▶

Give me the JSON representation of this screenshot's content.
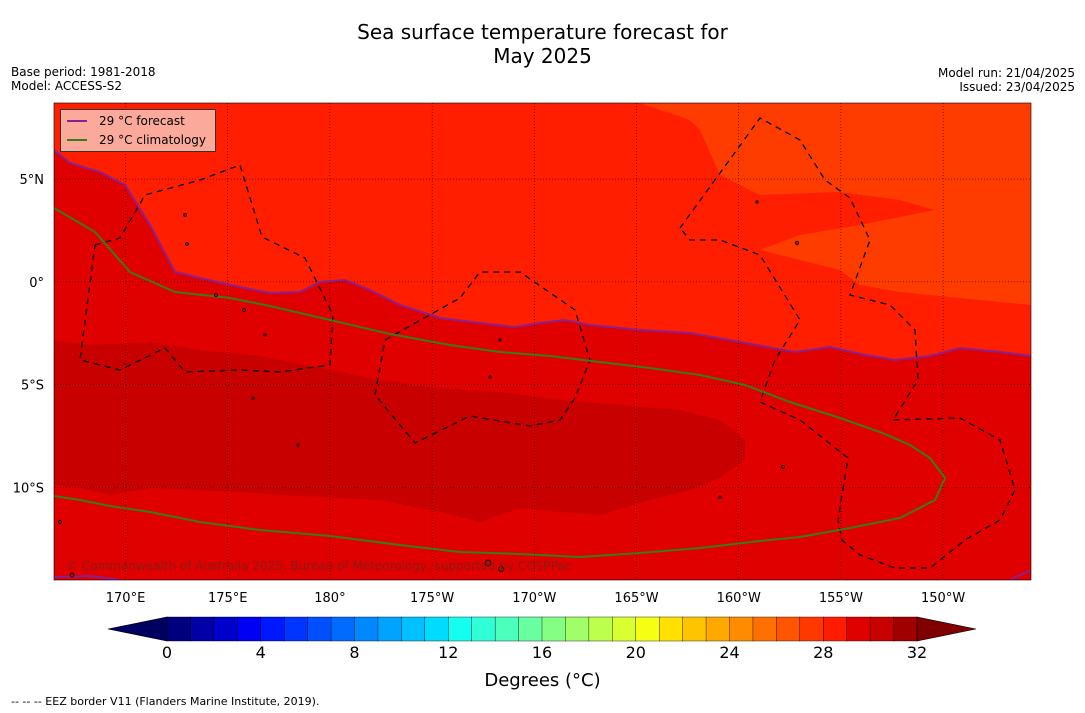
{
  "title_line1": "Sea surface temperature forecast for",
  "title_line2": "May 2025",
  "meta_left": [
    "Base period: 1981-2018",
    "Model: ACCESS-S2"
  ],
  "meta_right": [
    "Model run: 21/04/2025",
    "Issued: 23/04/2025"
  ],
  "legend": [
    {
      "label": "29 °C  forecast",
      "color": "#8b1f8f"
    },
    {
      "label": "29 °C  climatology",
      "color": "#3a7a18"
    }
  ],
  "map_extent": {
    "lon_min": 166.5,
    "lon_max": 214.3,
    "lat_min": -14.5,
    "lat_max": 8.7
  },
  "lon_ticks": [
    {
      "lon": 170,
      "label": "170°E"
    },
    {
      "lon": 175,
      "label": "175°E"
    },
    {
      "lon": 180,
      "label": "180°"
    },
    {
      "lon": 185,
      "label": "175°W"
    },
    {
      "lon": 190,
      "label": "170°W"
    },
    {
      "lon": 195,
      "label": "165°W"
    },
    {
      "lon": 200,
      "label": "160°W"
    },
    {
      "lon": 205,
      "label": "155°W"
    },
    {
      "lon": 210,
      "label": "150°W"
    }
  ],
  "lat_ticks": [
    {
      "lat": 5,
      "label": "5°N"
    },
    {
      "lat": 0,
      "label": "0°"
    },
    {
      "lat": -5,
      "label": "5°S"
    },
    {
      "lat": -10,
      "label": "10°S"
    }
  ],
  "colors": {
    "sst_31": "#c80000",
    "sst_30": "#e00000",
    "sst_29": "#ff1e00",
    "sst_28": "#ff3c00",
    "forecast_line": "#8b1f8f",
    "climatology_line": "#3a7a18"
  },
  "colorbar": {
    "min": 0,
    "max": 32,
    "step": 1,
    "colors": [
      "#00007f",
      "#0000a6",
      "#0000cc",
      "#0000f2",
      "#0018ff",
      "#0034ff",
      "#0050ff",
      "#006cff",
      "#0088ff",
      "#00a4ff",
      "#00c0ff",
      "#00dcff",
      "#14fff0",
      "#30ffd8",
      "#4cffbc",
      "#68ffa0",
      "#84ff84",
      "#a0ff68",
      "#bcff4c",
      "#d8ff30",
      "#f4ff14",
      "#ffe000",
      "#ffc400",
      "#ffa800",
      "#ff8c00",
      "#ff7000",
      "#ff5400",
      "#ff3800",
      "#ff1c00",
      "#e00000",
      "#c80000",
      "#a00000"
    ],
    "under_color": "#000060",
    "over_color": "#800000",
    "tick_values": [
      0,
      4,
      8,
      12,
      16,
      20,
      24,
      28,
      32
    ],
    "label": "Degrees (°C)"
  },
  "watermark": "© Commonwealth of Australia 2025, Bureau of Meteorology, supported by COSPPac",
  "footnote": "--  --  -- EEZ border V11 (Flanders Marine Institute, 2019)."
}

◀

→ Problem statement
Can you retype every record above exactly, leaving out the pictures?

→ Result of the task
Give me the JSON representation of this screenshot's content.
{
  "title_line1": "Sea surface temperature forecast for",
  "title_line2": "May 2025",
  "meta_left": [
    "Base period: 1981-2018",
    "Model: ACCESS-S2"
  ],
  "meta_right": [
    "Model run: 21/04/2025",
    "Issued: 23/04/2025"
  ],
  "legend": [
    {
      "label": "29 °C  forecast",
      "color": "#8b1f8f"
    },
    {
      "label": "29 °C  climatology",
      "color": "#3a7a18"
    }
  ],
  "map_extent": {
    "lon_min": 166.5,
    "lon_max": 214.3,
    "lat_min": -14.5,
    "lat_max": 8.7
  },
  "lon_ticks": [
    {
      "lon": 170,
      "label": "170°E"
    },
    {
      "lon": 175,
      "label": "175°E"
    },
    {
      "lon": 180,
      "label": "180°"
    },
    {
      "lon": 185,
      "label": "175°W"
    },
    {
      "lon": 190,
      "label": "170°W"
    },
    {
      "lon": 195,
      "label": "165°W"
    },
    {
      "lon": 200,
      "label": "160°W"
    },
    {
      "lon": 205,
      "label": "155°W"
    },
    {
      "lon": 210,
      "label": "150°W"
    }
  ],
  "lat_ticks": [
    {
      "lat": 5,
      "label": "5°N"
    },
    {
      "lat": 0,
      "label": "0°"
    },
    {
      "lat": -5,
      "label": "5°S"
    },
    {
      "lat": -10,
      "label": "10°S"
    }
  ],
  "colors": {
    "sst_31": "#c80000",
    "sst_30": "#e00000",
    "sst_29": "#ff1e00",
    "sst_28": "#ff3c00",
    "forecast_line": "#8b1f8f",
    "climatology_line": "#3a7a18"
  },
  "colorbar": {
    "min": 0,
    "max": 32,
    "step": 1,
    "colors": [
      "#00007f",
      "#0000a6",
      "#0000cc",
      "#0000f2",
      "#0018ff",
      "#0034ff",
      "#0050ff",
      "#006cff",
      "#0088ff",
      "#00a4ff",
      "#00c0ff",
      "#00dcff",
      "#14fff0",
      "#30ffd8",
      "#4cffbc",
      "#68ffa0",
      "#84ff84",
      "#a0ff68",
      "#bcff4c",
      "#d8ff30",
      "#f4ff14",
      "#ffe000",
      "#ffc400",
      "#ffa800",
      "#ff8c00",
      "#ff7000",
      "#ff5400",
      "#ff3800",
      "#ff1c00",
      "#e00000",
      "#c80000",
      "#a00000"
    ],
    "under_color": "#000060",
    "over_color": "#800000",
    "tick_values": [
      0,
      4,
      8,
      12,
      16,
      20,
      24,
      28,
      32
    ],
    "label": "Degrees (°C)"
  },
  "watermark": "© Commonwealth of Australia 2025, Bureau of Meteorology, supported by COSPPac",
  "footnote": "--  --  -- EEZ border V11 (Flanders Marine Institute, 2019)."
}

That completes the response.